WORK TO BE COMPLETED:
Print the entire listing. Each line must match the original exactly.

DATA FOR THE TASK:
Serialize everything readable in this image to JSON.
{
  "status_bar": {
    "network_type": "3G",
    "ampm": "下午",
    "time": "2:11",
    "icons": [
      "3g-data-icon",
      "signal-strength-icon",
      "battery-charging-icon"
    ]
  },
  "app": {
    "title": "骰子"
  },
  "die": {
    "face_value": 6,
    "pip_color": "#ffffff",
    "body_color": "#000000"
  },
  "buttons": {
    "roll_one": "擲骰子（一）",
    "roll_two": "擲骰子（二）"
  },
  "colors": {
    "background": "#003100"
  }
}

ANSWER TO THIS TASK:
Serialize everything readable in this image to JSON.
{
  "status_bar": {
    "network_type": "3G",
    "ampm": "下午",
    "time": "2:11",
    "icons": [
      "3g-data-icon",
      "signal-strength-icon",
      "battery-charging-icon"
    ]
  },
  "app": {
    "title": "骰子"
  },
  "die": {
    "face_value": 6,
    "pip_color": "#ffffff",
    "body_color": "#000000"
  },
  "buttons": {
    "roll_one": "擲骰子（一）",
    "roll_two": "擲骰子（二）"
  },
  "colors": {
    "background": "#003100"
  }
}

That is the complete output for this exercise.